Purpose of the Study:

  • To assess the validity of Medicare claims for identifying chemotherapy receipt in elderly patients with colorectal, breast, lung, and ovarian cancers.
  • To compare Medicare claims data against the National Cancer Institute's Patterns of Care (POC) studies, considered the gold standard.

Main Methods:

  • Compared linked Medicare claims with POC data for 2-12 months postdiagnosis in elderly patients with specific cancer types.
  • Calculated κ, sensitivity, specificity, and predictive values to evaluate the accuracy of Medicare claims in identifying chemotherapy receipt and specific agents.

Main Results:

  • Medicare claims demonstrated high sensitivity and specificity for identifying overall chemotherapy receipt across all cancer sites.
  • Validity varied significantly by specific chemotherapy agent, cancer site, and administration route (oral vs. intravenous).
  • Oral capecitabine showed high specificity (98%) but low sensitivity (47%), while intravenous oxaliplatin had higher sensitivity (75%) and similar specificity (97%).

Conclusions:

  • Medicare claims are a reliable tool for identifying chemotherapy receipt, particularly for intravenous agents, with improved accuracy compared to previous studies.
  • Ongoing research should focus on newly approved agents and the influence of Medicare Part D coverage decisions on treatment patterns.

**Provided material**

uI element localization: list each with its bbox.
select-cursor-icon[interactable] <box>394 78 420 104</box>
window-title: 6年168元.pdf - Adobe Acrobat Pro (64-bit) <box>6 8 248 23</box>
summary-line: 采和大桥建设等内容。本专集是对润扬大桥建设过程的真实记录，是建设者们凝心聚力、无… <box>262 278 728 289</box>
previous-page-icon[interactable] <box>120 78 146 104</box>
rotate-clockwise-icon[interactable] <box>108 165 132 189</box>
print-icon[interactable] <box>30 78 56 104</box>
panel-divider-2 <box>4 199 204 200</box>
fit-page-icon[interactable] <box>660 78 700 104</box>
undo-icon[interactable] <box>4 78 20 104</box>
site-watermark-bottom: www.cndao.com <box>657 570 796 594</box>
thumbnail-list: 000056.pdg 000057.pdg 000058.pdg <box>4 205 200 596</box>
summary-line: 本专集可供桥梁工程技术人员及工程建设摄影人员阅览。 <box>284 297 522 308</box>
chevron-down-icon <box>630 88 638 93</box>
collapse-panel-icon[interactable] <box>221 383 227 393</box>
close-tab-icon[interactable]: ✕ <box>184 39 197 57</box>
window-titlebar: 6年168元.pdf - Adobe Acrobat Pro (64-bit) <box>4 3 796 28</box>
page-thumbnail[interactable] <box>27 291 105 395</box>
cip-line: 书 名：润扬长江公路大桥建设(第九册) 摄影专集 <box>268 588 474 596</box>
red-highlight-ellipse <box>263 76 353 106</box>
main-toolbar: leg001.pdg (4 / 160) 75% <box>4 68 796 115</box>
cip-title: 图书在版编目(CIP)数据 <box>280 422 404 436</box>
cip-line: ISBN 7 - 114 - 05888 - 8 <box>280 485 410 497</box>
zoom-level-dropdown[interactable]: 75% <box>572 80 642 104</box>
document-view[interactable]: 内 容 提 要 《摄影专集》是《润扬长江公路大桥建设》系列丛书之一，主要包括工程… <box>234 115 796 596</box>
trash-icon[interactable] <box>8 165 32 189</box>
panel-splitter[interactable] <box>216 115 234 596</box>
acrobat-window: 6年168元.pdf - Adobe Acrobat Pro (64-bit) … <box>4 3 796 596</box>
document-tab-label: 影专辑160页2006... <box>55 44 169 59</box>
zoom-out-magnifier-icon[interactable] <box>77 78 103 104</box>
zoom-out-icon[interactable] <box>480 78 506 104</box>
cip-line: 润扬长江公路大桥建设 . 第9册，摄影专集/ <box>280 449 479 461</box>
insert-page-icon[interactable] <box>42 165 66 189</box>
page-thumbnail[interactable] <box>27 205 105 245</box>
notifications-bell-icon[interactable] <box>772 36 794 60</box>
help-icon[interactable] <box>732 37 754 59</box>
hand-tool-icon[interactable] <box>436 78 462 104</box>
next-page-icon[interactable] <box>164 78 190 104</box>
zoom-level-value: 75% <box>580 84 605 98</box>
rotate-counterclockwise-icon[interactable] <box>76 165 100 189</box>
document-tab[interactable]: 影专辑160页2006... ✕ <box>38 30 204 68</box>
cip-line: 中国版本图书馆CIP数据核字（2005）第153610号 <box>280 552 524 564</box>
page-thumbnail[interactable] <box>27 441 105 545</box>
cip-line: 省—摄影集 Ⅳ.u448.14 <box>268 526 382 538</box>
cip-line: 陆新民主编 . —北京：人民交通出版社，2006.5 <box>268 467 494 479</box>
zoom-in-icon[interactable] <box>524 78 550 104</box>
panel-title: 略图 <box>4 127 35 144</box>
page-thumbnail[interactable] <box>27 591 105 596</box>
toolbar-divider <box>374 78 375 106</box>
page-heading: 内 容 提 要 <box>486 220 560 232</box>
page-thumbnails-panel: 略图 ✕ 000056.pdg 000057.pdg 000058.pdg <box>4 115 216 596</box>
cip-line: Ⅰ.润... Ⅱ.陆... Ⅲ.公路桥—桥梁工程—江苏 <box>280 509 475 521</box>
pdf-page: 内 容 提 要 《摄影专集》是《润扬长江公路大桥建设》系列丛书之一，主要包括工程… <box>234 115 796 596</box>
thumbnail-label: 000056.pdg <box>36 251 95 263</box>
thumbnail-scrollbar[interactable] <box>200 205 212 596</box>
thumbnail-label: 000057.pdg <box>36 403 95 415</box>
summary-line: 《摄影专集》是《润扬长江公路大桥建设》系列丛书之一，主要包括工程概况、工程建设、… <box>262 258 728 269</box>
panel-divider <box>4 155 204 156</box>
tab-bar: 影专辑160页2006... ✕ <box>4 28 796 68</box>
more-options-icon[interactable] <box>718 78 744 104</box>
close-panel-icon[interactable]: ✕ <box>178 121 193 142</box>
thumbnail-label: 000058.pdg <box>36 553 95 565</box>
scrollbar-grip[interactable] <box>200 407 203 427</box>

**Exercise requirements**
**1)** According to the study summary, what sensitivity did oral capecitabine show?
**2)** Please list every cancer type named in the study summary.

**Answers to this exercise**
**1)** 47%

**2)** Colorectal, breast, lung, and ovarian